Task instructions. Of all the lines in this data, how many include "Bedrooms"? Respond with the number only.

(Dataset entries)
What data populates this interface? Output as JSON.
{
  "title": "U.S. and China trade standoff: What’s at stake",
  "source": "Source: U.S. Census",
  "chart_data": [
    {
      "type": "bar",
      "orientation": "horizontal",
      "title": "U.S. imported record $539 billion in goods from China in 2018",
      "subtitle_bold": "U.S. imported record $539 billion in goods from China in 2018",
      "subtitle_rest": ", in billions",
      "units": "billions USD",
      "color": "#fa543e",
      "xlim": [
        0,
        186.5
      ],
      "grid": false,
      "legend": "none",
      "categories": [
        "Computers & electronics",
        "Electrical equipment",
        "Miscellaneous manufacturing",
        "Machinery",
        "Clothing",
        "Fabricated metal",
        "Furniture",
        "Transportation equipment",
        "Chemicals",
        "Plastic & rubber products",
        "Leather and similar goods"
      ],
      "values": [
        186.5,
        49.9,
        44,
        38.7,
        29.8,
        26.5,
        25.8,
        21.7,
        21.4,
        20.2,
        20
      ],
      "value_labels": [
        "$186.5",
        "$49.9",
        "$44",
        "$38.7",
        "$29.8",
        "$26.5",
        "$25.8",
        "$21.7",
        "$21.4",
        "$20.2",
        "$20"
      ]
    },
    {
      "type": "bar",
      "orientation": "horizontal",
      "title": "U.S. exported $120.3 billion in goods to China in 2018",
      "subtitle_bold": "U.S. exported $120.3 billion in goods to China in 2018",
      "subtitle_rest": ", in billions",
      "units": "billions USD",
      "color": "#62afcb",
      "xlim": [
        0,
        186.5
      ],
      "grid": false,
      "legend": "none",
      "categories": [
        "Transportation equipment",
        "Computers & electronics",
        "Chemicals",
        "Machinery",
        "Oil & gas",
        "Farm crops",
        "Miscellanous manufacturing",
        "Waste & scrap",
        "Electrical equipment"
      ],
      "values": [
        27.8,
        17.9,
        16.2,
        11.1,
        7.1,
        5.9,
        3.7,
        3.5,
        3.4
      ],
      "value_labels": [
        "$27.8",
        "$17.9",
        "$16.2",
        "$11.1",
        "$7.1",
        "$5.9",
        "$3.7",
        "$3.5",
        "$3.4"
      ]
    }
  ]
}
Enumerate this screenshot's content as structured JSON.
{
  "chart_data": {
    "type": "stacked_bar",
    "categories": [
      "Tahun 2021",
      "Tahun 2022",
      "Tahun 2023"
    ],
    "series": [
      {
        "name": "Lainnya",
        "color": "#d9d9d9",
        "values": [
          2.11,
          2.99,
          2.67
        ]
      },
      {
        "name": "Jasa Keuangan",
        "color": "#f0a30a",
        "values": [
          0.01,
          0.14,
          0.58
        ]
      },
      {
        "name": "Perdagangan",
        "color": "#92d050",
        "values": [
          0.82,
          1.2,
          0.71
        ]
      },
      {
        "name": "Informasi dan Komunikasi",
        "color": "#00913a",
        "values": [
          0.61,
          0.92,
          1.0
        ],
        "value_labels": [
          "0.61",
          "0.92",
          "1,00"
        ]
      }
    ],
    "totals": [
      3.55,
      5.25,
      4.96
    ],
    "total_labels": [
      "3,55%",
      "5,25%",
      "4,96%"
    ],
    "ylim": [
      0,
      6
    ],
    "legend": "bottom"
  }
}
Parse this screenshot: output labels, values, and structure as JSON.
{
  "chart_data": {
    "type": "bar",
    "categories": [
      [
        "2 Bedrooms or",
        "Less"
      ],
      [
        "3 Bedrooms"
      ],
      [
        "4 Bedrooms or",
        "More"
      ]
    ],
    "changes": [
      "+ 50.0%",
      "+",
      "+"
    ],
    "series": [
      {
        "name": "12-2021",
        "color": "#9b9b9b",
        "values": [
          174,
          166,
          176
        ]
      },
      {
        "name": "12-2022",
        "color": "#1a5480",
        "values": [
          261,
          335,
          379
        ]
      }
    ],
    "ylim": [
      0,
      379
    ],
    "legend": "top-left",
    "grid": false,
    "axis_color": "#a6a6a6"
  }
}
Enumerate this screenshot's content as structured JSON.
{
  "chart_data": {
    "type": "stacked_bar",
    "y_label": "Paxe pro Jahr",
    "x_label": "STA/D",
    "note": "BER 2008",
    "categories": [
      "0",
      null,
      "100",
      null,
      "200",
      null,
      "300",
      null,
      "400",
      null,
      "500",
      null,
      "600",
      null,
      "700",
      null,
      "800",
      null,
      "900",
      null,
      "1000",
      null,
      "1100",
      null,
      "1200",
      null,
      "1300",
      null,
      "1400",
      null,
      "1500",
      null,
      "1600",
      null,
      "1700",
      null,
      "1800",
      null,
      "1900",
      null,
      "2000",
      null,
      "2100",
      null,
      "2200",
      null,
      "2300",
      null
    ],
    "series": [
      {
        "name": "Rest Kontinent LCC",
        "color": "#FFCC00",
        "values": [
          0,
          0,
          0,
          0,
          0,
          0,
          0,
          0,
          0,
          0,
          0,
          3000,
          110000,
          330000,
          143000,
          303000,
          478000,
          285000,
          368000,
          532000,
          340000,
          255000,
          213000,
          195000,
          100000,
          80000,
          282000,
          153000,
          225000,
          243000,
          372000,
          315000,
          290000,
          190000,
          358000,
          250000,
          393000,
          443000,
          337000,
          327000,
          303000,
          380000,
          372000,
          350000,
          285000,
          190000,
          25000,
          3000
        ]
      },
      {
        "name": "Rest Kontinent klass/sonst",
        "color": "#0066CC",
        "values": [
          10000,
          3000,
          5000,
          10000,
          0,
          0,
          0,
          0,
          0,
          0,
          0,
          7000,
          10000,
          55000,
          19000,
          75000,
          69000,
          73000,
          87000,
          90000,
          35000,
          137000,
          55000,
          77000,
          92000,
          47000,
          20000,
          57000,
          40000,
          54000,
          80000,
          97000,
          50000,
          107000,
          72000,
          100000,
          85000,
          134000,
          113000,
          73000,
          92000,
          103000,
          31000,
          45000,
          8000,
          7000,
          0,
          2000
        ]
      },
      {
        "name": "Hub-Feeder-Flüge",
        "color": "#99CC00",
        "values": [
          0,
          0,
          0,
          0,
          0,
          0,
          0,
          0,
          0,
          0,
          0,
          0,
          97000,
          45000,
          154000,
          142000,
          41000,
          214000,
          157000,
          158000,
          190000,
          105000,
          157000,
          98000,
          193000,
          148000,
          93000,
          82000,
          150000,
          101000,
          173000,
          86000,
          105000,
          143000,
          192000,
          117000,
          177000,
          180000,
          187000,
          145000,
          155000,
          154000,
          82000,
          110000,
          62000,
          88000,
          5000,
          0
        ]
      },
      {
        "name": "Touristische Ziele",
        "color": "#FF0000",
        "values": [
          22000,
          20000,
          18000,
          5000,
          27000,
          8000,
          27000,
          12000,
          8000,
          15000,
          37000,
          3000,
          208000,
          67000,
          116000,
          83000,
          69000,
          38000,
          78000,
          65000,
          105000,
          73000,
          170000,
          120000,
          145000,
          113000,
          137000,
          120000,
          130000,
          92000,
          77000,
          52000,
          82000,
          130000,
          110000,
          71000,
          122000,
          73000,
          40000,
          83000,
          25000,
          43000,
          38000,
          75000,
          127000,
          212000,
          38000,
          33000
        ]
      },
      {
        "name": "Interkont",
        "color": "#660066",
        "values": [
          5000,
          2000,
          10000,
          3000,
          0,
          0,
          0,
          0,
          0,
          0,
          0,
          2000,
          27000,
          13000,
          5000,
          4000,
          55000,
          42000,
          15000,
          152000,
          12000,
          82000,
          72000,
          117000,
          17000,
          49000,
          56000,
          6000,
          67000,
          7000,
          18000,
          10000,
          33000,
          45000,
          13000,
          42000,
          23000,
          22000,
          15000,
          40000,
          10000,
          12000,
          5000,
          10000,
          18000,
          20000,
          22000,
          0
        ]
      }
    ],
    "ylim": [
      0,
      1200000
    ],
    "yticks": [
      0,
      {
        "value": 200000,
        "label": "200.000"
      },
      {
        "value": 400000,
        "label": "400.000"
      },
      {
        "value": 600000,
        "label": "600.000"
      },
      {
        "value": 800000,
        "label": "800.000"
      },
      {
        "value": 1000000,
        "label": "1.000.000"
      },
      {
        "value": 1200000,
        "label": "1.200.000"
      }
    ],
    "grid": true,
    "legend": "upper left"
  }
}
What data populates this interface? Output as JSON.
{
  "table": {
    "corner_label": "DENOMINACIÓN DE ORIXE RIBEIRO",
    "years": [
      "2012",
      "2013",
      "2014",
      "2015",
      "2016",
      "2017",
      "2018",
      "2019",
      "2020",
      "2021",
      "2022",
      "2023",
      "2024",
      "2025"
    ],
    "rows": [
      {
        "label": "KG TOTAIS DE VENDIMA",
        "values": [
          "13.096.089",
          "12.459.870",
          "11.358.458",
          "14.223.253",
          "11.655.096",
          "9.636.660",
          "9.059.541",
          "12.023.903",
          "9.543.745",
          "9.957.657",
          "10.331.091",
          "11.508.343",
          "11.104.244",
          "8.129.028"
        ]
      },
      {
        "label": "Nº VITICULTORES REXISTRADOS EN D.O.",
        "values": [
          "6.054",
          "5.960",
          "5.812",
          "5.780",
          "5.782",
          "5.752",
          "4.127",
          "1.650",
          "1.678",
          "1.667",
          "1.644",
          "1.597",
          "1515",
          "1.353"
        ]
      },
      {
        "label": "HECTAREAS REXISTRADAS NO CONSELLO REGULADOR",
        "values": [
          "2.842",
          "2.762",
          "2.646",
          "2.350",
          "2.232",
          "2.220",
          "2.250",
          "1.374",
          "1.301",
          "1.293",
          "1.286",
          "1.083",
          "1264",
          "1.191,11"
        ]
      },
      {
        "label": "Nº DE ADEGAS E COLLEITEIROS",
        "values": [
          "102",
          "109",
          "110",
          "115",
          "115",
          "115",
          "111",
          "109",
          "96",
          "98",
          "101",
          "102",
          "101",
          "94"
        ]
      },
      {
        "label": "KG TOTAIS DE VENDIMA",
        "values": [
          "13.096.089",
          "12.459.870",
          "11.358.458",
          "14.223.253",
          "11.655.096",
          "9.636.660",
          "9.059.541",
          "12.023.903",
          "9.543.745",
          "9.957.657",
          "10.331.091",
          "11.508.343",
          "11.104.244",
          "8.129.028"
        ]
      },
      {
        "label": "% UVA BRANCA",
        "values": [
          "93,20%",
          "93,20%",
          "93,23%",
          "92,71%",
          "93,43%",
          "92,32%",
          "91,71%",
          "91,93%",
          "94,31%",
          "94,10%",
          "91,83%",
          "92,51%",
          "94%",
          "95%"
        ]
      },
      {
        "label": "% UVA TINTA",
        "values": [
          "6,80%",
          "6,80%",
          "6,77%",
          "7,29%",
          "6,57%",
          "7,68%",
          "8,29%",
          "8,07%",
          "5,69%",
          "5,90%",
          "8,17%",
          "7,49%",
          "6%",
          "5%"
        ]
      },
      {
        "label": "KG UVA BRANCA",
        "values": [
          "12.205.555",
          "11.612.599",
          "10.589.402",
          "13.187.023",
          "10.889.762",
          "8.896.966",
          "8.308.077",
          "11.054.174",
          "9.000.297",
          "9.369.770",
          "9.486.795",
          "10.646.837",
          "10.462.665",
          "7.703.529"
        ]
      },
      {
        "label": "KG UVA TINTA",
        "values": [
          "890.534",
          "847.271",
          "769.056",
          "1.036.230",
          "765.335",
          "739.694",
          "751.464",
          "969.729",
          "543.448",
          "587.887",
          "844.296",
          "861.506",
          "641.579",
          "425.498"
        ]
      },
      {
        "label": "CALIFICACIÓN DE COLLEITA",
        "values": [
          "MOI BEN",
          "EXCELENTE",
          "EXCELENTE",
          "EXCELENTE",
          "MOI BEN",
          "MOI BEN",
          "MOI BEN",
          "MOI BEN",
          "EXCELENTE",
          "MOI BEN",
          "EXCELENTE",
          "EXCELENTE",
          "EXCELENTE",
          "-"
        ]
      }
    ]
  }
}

Correct result. 3